Begin GIVEN INFORMATION
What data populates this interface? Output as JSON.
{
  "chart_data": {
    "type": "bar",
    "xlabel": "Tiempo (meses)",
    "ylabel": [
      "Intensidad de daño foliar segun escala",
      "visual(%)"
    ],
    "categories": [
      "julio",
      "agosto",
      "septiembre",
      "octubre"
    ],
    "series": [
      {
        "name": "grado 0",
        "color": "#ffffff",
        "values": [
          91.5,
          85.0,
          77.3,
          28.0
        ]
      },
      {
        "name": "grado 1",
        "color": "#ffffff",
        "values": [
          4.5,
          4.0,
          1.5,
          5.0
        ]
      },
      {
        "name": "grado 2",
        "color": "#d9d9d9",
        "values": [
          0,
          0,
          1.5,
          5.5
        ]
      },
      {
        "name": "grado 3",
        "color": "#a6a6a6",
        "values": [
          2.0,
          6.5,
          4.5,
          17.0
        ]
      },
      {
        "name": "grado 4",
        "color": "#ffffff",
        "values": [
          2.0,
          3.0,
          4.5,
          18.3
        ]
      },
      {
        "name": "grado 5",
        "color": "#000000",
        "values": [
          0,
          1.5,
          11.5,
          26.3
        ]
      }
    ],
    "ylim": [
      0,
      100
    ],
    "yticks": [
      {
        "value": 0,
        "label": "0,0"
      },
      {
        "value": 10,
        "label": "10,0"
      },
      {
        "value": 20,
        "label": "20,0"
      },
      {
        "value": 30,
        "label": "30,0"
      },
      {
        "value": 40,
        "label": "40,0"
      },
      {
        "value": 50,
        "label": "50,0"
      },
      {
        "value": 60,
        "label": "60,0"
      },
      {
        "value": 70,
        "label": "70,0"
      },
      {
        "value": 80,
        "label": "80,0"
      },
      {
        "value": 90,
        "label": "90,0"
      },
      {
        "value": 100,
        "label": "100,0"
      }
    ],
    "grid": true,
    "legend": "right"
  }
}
End GIVEN INFORMATION
GOAL: Give only the number of lines in the data that hold the string "grado".

SOLVED EXERCISE: 6